• _WHAT TO WORK ON_: Set down the data below without change, skipping the pictures it holds.

----

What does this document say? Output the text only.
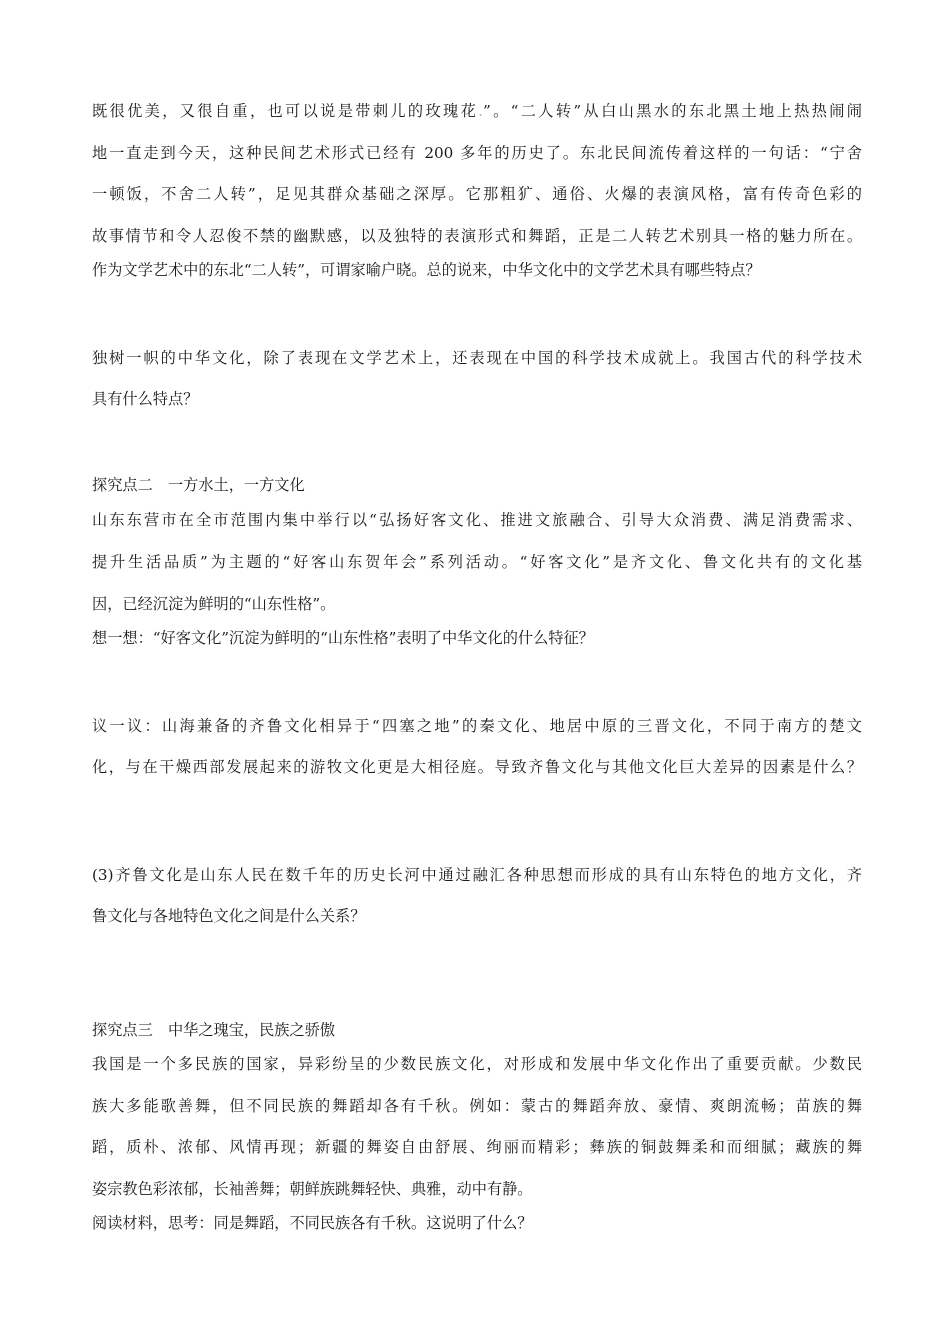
既很优美，又很自重，也可以说是带刺儿的玫瑰花.”。“二人转”从白山黑水的东北黑土地上热热闹闹
地一直走到今天，这种民间艺术形式已经有 200 多年的历史了。东北民间流传着这样的一句话：“宁舍
一顿饭，不舍二人转”，足见其群众基础之深厚。它那粗犷、通俗、火爆的表演风格，富有传奇色彩的
故事情节和令人忍俊不禁的幽默感，以及独特的表演形式和舞蹈，正是二人转艺术别具一格的魅力所在。
作为文学艺术中的东北“二人转”，可谓家喻户晓。总的说来，中华文化中的文学艺术具有哪些特点？
独树一帜的中华文化，除了表现在文学艺术上，还表现在中国的科学技术成就上。我国古代的科学技术
具有什么特点？
探究点二　一方水土，一方文化
山东东营市在全市范围内集中举行以“弘扬好客文化、推进文旅融合、引导大众消费、满足消费需求、
提升生活品质”为主题的“好客山东贺年会”系列活动。“好客文化”是齐文化、鲁文化共有的文化基
因，已经沉淀为鲜明的“山东性格”。
想一想：“好客文化”沉淀为鲜明的“山东性格”表明了中华文化的什么特征？
议一议：山海兼备的齐鲁文化相异于“四塞之地”的秦文化、地居中原的三晋文化，不同于南方的楚文
化，与在干燥西部发展起来的游牧文化更是大相径庭。导致齐鲁文化与其他文化巨大差异的因素是什么？
(3)齐鲁文化是山东人民在数千年的历史长河中通过融汇各种思想而形成的具有山东特色的地方文化，齐
鲁文化与各地特色文化之间是什么关系？
探究点三　中华之瑰宝，民族之骄傲
我国是一个多民族的国家，异彩纷呈的少数民族文化，对形成和发展中华文化作出了重要贡献。少数民
族大多能歌善舞，但不同民族的舞蹈却各有千秋。例如：蒙古的舞蹈奔放、豪情、爽朗流畅；苗族的舞
蹈，质朴、浓郁、风情再现；新疆的舞姿自由舒展、绚丽而精彩；彝族的铜鼓舞柔和而细腻；藏族的舞
姿宗教色彩浓郁，长袖善舞；朝鲜族跳舞轻快、典雅，动中有静。
阅读材料，思考：同是舞蹈，不同民族各有千秋。这说明了什么？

----

• _COMPLETE OUTPUT_:
What does this document say? Output the text only.
既很优美，又很自重，也可以说是带刺儿的玫瑰花.”。“二人转”从白山黑水的东北黑土地上热热闹闹
地一直走到今天，这种民间艺术形式已经有 200 多年的历史了。东北民间流传着这样的一句话：“宁舍
一顿饭，不舍二人转”，足见其群众基础之深厚。它那粗犷、通俗、火爆的表演风格，富有传奇色彩的
故事情节和令人忍俊不禁的幽默感，以及独特的表演形式和舞蹈，正是二人转艺术别具一格的魅力所在。
作为文学艺术中的东北“二人转”，可谓家喻户晓。总的说来，中华文化中的文学艺术具有哪些特点？
独树一帜的中华文化，除了表现在文学艺术上，还表现在中国的科学技术成就上。我国古代的科学技术
具有什么特点？
探究点二　一方水土，一方文化
山东东营市在全市范围内集中举行以“弘扬好客文化、推进文旅融合、引导大众消费、满足消费需求、
提升生活品质”为主题的“好客山东贺年会”系列活动。“好客文化”是齐文化、鲁文化共有的文化基
因，已经沉淀为鲜明的“山东性格”。
想一想：“好客文化”沉淀为鲜明的“山东性格”表明了中华文化的什么特征？
议一议：山海兼备的齐鲁文化相异于“四塞之地”的秦文化、地居中原的三晋文化，不同于南方的楚文
化，与在干燥西部发展起来的游牧文化更是大相径庭。导致齐鲁文化与其他文化巨大差异的因素是什么？
(3)齐鲁文化是山东人民在数千年的历史长河中通过融汇各种思想而形成的具有山东特色的地方文化，齐
鲁文化与各地特色文化之间是什么关系？
探究点三　中华之瑰宝，民族之骄傲
我国是一个多民族的国家，异彩纷呈的少数民族文化，对形成和发展中华文化作出了重要贡献。少数民
族大多能歌善舞，但不同民族的舞蹈却各有千秋。例如：蒙古的舞蹈奔放、豪情、爽朗流畅；苗族的舞
蹈，质朴、浓郁、风情再现；新疆的舞姿自由舒展、绚丽而精彩；彝族的铜鼓舞柔和而细腻；藏族的舞
姿宗教色彩浓郁，长袖善舞；朝鲜族跳舞轻快、典雅，动中有静。
阅读材料，思考：同是舞蹈，不同民族各有千秋。这说明了什么？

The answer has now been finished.